[Start Data for this exercise]
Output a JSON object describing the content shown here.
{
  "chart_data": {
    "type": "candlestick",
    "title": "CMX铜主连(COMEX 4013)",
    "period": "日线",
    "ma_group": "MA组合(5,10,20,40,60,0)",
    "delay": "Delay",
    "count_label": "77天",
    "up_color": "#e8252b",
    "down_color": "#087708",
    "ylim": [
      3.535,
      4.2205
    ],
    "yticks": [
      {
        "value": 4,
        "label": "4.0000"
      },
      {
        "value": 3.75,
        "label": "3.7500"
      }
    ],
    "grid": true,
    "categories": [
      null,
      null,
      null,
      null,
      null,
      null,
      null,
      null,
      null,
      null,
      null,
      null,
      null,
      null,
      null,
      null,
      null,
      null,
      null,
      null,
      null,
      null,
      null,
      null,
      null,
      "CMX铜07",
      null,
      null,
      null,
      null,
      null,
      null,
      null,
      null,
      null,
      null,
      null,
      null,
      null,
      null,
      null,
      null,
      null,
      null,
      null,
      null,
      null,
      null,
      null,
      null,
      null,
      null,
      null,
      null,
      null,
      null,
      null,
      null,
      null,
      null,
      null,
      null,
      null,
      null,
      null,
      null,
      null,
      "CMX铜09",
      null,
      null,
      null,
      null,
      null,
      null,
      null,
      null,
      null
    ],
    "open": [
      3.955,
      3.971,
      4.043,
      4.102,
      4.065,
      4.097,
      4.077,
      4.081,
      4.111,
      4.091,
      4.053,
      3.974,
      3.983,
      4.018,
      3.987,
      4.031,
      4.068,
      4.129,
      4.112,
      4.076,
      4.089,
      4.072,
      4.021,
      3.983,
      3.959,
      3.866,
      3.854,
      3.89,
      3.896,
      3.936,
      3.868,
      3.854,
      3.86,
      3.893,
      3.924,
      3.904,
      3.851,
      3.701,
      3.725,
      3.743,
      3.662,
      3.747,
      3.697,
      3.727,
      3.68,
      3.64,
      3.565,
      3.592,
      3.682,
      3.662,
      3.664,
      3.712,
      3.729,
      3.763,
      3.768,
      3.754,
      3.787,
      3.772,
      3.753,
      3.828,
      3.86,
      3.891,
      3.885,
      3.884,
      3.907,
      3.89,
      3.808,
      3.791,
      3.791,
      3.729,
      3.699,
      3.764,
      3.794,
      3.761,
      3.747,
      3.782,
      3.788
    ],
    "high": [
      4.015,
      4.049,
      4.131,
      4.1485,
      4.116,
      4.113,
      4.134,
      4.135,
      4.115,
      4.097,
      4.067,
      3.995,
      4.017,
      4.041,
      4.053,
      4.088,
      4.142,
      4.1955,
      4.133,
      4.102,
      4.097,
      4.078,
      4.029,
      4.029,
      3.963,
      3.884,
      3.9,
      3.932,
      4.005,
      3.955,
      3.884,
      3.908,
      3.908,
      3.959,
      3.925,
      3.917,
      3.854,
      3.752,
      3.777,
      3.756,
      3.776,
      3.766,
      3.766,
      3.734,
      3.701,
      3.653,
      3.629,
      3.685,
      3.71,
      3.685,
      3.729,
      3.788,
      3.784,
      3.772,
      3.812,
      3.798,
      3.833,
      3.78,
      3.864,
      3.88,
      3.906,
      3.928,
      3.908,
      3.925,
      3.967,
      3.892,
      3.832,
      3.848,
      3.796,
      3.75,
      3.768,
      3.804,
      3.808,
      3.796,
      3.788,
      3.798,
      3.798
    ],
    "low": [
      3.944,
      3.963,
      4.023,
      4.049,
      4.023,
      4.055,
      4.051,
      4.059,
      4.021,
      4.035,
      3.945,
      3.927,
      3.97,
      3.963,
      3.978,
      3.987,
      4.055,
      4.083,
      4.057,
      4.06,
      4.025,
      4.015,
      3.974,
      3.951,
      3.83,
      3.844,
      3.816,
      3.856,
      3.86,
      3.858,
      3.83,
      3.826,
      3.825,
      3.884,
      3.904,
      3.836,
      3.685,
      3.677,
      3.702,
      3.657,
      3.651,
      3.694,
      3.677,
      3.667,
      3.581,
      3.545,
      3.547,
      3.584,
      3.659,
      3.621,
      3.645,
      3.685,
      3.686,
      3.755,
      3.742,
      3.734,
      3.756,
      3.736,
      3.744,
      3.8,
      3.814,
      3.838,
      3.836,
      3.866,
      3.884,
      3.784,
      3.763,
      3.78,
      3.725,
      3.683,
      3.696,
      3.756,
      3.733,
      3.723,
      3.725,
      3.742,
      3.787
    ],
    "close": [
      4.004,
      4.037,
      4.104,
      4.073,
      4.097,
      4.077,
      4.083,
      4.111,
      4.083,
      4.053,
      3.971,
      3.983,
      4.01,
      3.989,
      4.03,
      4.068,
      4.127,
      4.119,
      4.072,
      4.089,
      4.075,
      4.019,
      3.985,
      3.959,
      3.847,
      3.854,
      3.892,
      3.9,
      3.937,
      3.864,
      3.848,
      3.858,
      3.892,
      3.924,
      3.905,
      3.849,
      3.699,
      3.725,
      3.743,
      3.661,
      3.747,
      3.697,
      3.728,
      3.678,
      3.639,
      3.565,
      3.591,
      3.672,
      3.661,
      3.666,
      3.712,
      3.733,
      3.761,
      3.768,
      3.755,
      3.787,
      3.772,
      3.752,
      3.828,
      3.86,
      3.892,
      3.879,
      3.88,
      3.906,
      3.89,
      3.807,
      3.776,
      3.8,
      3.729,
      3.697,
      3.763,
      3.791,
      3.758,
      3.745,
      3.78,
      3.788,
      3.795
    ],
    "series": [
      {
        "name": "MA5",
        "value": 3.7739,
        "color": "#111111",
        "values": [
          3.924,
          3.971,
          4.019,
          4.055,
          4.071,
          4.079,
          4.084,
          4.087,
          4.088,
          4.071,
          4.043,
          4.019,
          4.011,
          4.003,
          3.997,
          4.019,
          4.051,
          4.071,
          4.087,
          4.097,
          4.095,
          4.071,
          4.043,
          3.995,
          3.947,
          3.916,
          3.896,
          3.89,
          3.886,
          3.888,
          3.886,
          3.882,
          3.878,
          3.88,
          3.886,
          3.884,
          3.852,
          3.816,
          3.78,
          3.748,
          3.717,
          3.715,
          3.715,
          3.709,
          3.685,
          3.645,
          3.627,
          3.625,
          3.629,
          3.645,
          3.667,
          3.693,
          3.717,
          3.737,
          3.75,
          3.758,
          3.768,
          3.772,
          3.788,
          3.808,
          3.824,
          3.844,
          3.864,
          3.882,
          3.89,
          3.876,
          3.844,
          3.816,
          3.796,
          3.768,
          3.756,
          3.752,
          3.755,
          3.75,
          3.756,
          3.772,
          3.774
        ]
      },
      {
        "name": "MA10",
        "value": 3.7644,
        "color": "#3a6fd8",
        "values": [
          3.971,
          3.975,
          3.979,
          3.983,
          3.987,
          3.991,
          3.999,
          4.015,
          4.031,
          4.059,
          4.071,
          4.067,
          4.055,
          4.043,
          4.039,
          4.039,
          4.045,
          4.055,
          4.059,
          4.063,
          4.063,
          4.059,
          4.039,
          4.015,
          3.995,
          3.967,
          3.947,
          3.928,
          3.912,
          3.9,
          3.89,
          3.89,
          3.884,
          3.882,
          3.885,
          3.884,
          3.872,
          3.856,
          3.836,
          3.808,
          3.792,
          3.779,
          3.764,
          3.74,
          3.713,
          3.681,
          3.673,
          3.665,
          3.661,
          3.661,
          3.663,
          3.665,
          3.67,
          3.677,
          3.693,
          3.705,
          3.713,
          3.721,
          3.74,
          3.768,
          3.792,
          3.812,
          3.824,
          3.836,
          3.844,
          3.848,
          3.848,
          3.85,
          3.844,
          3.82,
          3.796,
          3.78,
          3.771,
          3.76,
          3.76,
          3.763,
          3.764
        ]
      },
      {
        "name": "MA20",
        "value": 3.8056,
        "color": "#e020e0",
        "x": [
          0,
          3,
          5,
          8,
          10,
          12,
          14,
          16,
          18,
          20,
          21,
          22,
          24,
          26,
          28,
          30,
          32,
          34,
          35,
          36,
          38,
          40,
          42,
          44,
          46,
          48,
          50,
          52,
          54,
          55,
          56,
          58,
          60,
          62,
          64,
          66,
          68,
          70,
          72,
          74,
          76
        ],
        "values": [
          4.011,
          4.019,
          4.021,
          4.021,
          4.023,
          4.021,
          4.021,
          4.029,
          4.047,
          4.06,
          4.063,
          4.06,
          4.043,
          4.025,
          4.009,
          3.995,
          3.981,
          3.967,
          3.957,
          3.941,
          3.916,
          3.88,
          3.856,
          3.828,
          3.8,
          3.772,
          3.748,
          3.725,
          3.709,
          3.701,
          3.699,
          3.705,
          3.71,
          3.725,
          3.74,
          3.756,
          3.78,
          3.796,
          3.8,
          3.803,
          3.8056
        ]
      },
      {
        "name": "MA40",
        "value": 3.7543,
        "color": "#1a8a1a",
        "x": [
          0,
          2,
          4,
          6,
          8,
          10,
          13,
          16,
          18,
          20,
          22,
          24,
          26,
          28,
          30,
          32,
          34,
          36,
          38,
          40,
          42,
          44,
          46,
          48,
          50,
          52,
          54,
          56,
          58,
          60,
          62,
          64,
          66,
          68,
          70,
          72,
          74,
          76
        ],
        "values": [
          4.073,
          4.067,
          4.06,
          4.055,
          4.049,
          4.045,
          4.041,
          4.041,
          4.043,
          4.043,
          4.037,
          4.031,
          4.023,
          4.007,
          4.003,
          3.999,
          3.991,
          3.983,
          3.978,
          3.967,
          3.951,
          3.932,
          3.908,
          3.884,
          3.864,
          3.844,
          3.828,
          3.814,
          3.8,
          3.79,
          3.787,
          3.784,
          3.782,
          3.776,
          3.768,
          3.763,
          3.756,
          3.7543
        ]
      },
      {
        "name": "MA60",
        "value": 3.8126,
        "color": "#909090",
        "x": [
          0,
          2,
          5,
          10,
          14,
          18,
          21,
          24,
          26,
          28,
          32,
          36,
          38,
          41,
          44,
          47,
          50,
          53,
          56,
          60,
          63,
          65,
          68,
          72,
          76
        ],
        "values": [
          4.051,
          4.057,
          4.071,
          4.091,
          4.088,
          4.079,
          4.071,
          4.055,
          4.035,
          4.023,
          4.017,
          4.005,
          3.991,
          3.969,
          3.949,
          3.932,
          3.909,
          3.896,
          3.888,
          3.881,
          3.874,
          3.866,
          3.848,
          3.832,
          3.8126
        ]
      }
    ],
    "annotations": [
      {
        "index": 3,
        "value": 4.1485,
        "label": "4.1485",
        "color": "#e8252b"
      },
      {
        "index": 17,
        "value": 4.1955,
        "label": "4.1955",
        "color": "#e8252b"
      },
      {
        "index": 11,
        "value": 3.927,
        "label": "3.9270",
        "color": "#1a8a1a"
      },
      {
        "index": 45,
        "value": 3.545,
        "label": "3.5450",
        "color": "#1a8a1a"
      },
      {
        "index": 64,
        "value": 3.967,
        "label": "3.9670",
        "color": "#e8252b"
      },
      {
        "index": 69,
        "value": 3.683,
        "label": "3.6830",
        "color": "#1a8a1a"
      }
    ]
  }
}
[End Data for this exercise]
## Aim of the exercise
Copy down every line of the material above that includes the string "index".

## Answer
        "index": 3,
        "index": 17,
        "index": 11,
        "index": 45,
        "index": 64,
        "index": 69,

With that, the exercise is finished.